■ **Exercise task**: Reproduce the items below line for line, leaving out the pictures.

-- START Extracted records --

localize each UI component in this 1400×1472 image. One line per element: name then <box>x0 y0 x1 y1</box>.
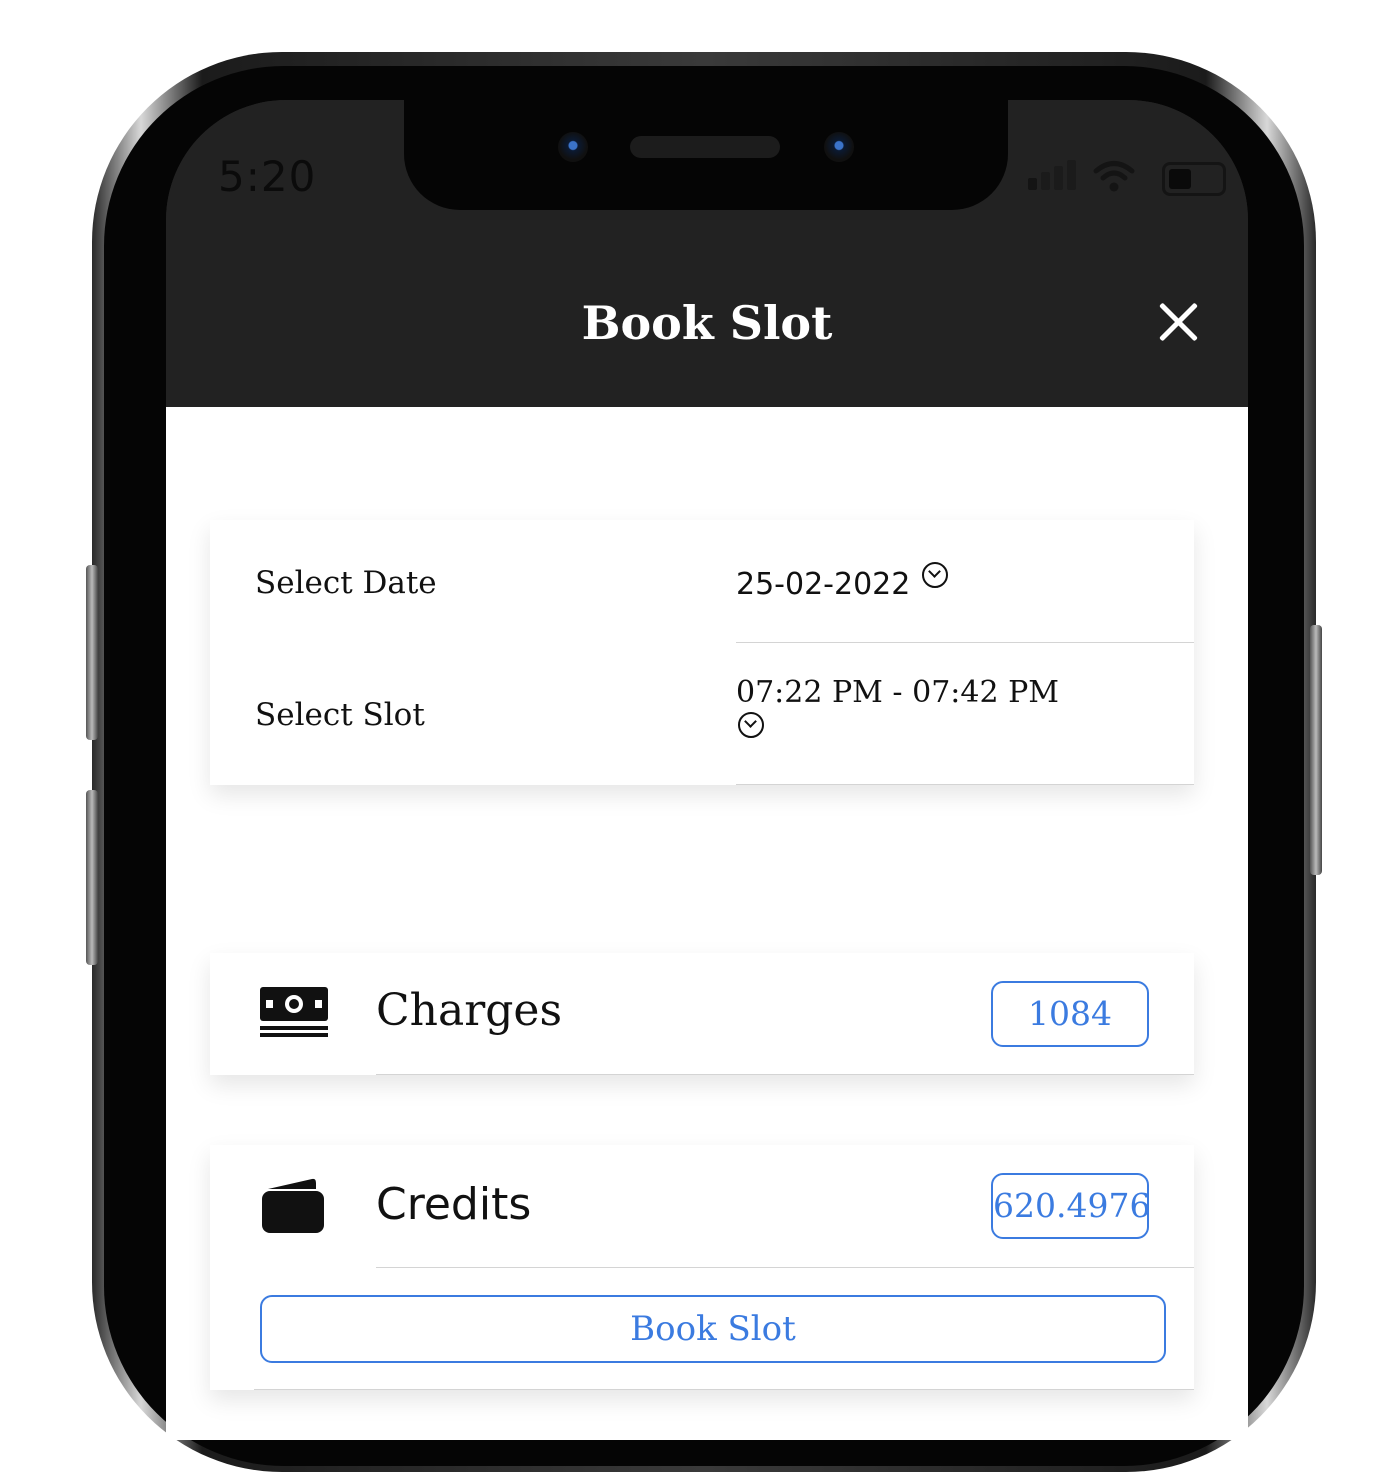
page-title: Book Slot <box>581 296 833 350</box>
credits-value: 620.4976 <box>991 1173 1149 1239</box>
book-slot-button[interactable]: Book Slot <box>260 1295 1166 1363</box>
camera-icon <box>558 132 588 162</box>
slot-picker[interactable]: 07:22 PM - 07:42 PM <box>736 675 1136 747</box>
phone-side-button-left-1 <box>86 565 98 740</box>
status-icons <box>1026 156 1226 196</box>
notch <box>404 100 1008 210</box>
credits-label: Credits <box>376 1179 532 1230</box>
signal-icon <box>1026 156 1082 196</box>
charges-card: Charges 1084 <box>210 953 1194 1075</box>
phone-screen: 5:20 Book Slot Select Date 25-02-2022 Se… <box>166 100 1248 1440</box>
date-value: 25-02-2022 <box>736 567 911 602</box>
date-divider <box>736 642 1194 643</box>
date-slot-card: Select Date 25-02-2022 Select Slot 07:22… <box>210 520 1194 785</box>
book-divider <box>254 1389 1194 1390</box>
credits-divider <box>376 1267 1194 1268</box>
battery-icon <box>1162 162 1226 196</box>
charges-label: Charges <box>376 985 563 1036</box>
wifi-icon <box>1093 161 1135 192</box>
chevron-down-icon <box>738 712 764 738</box>
select-date-label: Select Date <box>255 565 437 601</box>
phone-side-button-left-2 <box>86 790 98 965</box>
content-area: Select Date 25-02-2022 Select Slot 07:22… <box>166 407 1248 1440</box>
sensor-icon <box>824 132 854 162</box>
select-slot-label: Select Slot <box>255 697 425 733</box>
speaker-grille <box>630 136 780 158</box>
phone-side-button-right <box>1310 625 1322 875</box>
date-picker[interactable]: 25-02-2022 <box>736 562 949 602</box>
money-icon <box>260 987 328 1037</box>
credits-card: Credits 620.4976 Book Slot <box>210 1145 1194 1390</box>
chevron-down-icon <box>922 562 949 588</box>
close-button[interactable] <box>1156 300 1200 344</box>
charges-value: 1084 <box>991 981 1149 1047</box>
status-time: 5:20 <box>218 152 317 201</box>
slot-divider <box>736 784 1194 785</box>
app-header: 5:20 Book Slot <box>166 100 1248 407</box>
slot-value: 07:22 PM - 07:42 PM <box>736 675 1059 710</box>
charges-divider <box>376 1074 1194 1075</box>
wallet-icon <box>262 1178 324 1233</box>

-- END Extracted records --

■ **Result**:
localize each UI component in this 1400×1472 image. One line per element: name then <box>x0 y0 x1 y1</box>.
page-title: Book Slot <box>581 296 833 350</box>
credits-value: 620.4976 <box>991 1173 1149 1239</box>
book-slot-button[interactable]: Book Slot <box>260 1295 1166 1363</box>
camera-icon <box>558 132 588 162</box>
slot-picker[interactable]: 07:22 PM - 07:42 PM <box>736 675 1136 747</box>
phone-side-button-left-1 <box>86 565 98 740</box>
status-icons <box>1026 156 1226 196</box>
notch <box>404 100 1008 210</box>
credits-label: Credits <box>376 1179 532 1230</box>
signal-icon <box>1026 156 1082 196</box>
charges-card: Charges 1084 <box>210 953 1194 1075</box>
phone-screen: 5:20 Book Slot Select Date 25-02-2022 Se… <box>166 100 1248 1440</box>
date-value: 25-02-2022 <box>736 567 911 602</box>
date-divider <box>736 642 1194 643</box>
date-slot-card: Select Date 25-02-2022 Select Slot 07:22… <box>210 520 1194 785</box>
book-divider <box>254 1389 1194 1390</box>
credits-divider <box>376 1267 1194 1268</box>
battery-icon <box>1162 162 1226 196</box>
charges-label: Charges <box>376 985 563 1036</box>
wifi-icon <box>1093 161 1135 192</box>
chevron-down-icon <box>738 712 764 738</box>
select-date-label: Select Date <box>255 565 437 601</box>
phone-side-button-left-2 <box>86 790 98 965</box>
content-area: Select Date 25-02-2022 Select Slot 07:22… <box>166 407 1248 1440</box>
sensor-icon <box>824 132 854 162</box>
select-slot-label: Select Slot <box>255 697 425 733</box>
speaker-grille <box>630 136 780 158</box>
phone-side-button-right <box>1310 625 1322 875</box>
date-picker[interactable]: 25-02-2022 <box>736 562 949 602</box>
money-icon <box>260 987 328 1037</box>
credits-card: Credits 620.4976 Book Slot <box>210 1145 1194 1390</box>
chevron-down-icon <box>922 562 949 588</box>
close-button[interactable] <box>1156 300 1200 344</box>
charges-value: 1084 <box>991 981 1149 1047</box>
status-time: 5:20 <box>218 152 317 201</box>
slot-divider <box>736 784 1194 785</box>
app-header: 5:20 Book Slot <box>166 100 1248 407</box>
slot-value: 07:22 PM - 07:42 PM <box>736 675 1059 710</box>
charges-divider <box>376 1074 1194 1075</box>
wallet-icon <box>262 1178 324 1233</box>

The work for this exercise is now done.